What needs to be done = Repeat the listing that follows, character for character, minus the pictures.

[Items from a figure collection]
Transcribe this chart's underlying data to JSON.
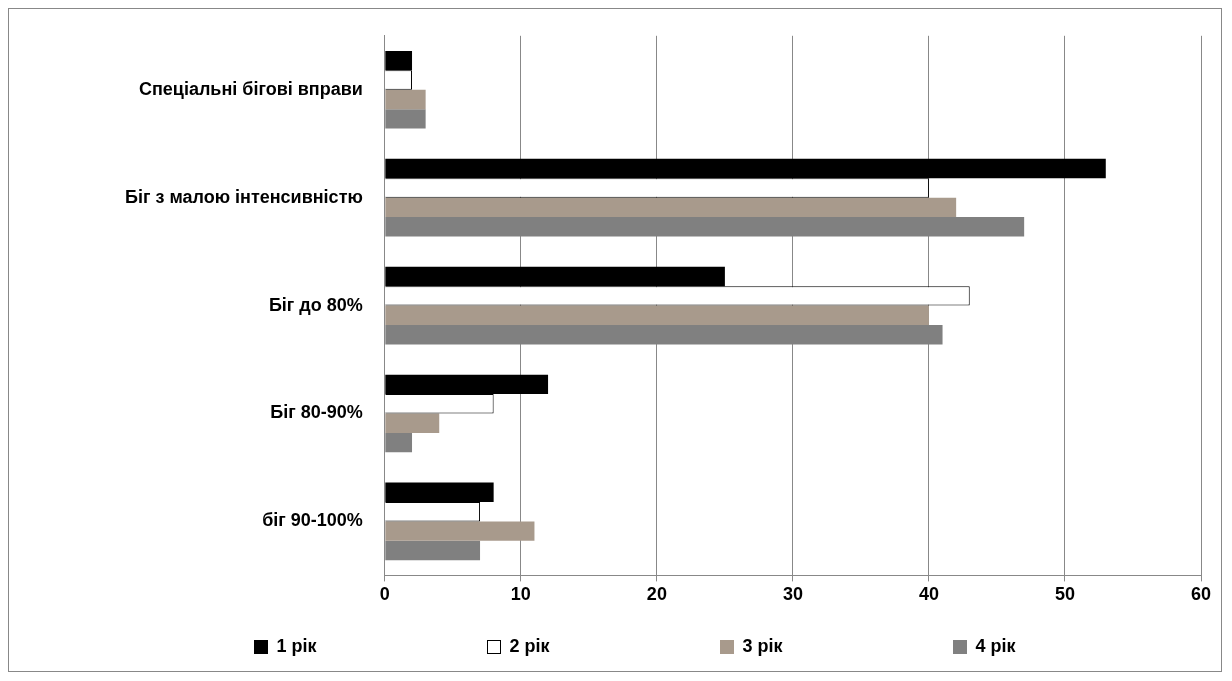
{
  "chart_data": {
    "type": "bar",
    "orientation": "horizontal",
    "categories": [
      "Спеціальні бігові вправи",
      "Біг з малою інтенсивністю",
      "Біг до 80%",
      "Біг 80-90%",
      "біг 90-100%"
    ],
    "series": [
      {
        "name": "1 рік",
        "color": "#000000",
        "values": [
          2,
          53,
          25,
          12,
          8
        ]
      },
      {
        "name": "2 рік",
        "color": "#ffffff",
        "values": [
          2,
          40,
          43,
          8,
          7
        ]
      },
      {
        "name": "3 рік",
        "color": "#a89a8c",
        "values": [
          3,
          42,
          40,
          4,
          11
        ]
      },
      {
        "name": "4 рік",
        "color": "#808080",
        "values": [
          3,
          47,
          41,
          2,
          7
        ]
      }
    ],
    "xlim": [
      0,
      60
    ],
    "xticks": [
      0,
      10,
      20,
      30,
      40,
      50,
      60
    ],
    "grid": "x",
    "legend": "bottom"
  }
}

Correct response =
Transcribe this chart's underlying data to JSON.
{
  "chart_data": {
    "type": "bar",
    "orientation": "horizontal",
    "categories": [
      "Спеціальні бігові вправи",
      "Біг з малою інтенсивністю",
      "Біг до 80%",
      "Біг 80-90%",
      "біг 90-100%"
    ],
    "series": [
      {
        "name": "1 рік",
        "color": "#000000",
        "values": [
          2,
          53,
          25,
          12,
          8
        ]
      },
      {
        "name": "2 рік",
        "color": "#ffffff",
        "values": [
          2,
          40,
          43,
          8,
          7
        ]
      },
      {
        "name": "3 рік",
        "color": "#a89a8c",
        "values": [
          3,
          42,
          40,
          4,
          11
        ]
      },
      {
        "name": "4 рік",
        "color": "#808080",
        "values": [
          3,
          47,
          41,
          2,
          7
        ]
      }
    ],
    "xlim": [
      0,
      60
    ],
    "xticks": [
      0,
      10,
      20,
      30,
      40,
      50,
      60
    ],
    "grid": "x",
    "legend": "bottom"
  }
}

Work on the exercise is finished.